[Records from a collection]
********
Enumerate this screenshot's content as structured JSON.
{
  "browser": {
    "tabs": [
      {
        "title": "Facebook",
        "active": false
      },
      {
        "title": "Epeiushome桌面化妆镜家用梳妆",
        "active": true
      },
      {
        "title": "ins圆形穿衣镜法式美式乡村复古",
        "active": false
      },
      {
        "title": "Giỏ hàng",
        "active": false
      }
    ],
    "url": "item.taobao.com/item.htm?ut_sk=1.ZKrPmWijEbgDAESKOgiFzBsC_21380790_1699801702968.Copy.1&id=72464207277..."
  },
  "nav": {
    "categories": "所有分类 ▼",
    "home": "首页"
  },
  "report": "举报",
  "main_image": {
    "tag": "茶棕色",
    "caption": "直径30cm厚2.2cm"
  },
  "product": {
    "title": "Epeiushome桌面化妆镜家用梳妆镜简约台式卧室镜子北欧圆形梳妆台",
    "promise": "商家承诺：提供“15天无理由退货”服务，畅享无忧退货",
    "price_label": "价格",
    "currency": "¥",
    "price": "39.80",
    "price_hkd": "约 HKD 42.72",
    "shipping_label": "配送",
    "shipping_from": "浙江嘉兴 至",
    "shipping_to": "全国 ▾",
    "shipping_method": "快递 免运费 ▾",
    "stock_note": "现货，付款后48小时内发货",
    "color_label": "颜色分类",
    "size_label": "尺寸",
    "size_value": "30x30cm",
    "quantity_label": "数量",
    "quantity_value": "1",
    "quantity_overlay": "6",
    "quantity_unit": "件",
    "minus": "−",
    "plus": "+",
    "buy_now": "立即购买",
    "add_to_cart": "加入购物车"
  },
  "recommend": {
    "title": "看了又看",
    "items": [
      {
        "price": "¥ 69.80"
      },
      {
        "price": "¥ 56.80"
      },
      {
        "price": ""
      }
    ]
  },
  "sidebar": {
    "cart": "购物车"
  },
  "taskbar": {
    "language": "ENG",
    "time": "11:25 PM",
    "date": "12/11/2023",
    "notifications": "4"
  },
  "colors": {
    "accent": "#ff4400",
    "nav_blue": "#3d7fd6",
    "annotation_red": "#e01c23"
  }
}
********
### TO DO
Extract every entry in the listing word for word.

### SOLUTION TO THE EXERCISE
Enumerate this screenshot's content as structured JSON.
{
  "browser": {
    "tabs": [
      {
        "title": "Facebook",
        "active": false
      },
      {
        "title": "Epeiushome桌面化妆镜家用梳妆",
        "active": true
      },
      {
        "title": "ins圆形穿衣镜法式美式乡村复古",
        "active": false
      },
      {
        "title": "Giỏ hàng",
        "active": false
      }
    ],
    "url": "item.taobao.com/item.htm?ut_sk=1.ZKrPmWijEbgDAESKOgiFzBsC_21380790_1699801702968.Copy.1&id=72464207277..."
  },
  "nav": {
    "categories": "所有分类 ▼",
    "home": "首页"
  },
  "report": "举报",
  "main_image": {
    "tag": "茶棕色",
    "caption": "直径30cm厚2.2cm"
  },
  "product": {
    "title": "Epeiushome桌面化妆镜家用梳妆镜简约台式卧室镜子北欧圆形梳妆台",
    "promise": "商家承诺：提供“15天无理由退货”服务，畅享无忧退货",
    "price_label": "价格",
    "currency": "¥",
    "price": "39.80",
    "price_hkd": "约 HKD 42.72",
    "shipping_label": "配送",
    "shipping_from": "浙江嘉兴 至",
    "shipping_to": "全国 ▾",
    "shipping_method": "快递 免运费 ▾",
    "stock_note": "现货，付款后48小时内发货",
    "color_label": "颜色分类",
    "size_label": "尺寸",
    "size_value": "30x30cm",
    "quantity_label": "数量",
    "quantity_value": "1",
    "quantity_overlay": "6",
    "quantity_unit": "件",
    "minus": "−",
    "plus": "+",
    "buy_now": "立即购买",
    "add_to_cart": "加入购物车"
  },
  "recommend": {
    "title": "看了又看",
    "items": [
      {
        "price": "¥ 69.80"
      },
      {
        "price": "¥ 56.80"
      },
      {
        "price": ""
      }
    ]
  },
  "sidebar": {
    "cart": "购物车"
  },
  "taskbar": {
    "language": "ENG",
    "time": "11:25 PM",
    "date": "12/11/2023",
    "notifications": "4"
  },
  "colors": {
    "accent": "#ff4400",
    "nav_blue": "#3d7fd6",
    "annotation_red": "#e01c23"
  }
}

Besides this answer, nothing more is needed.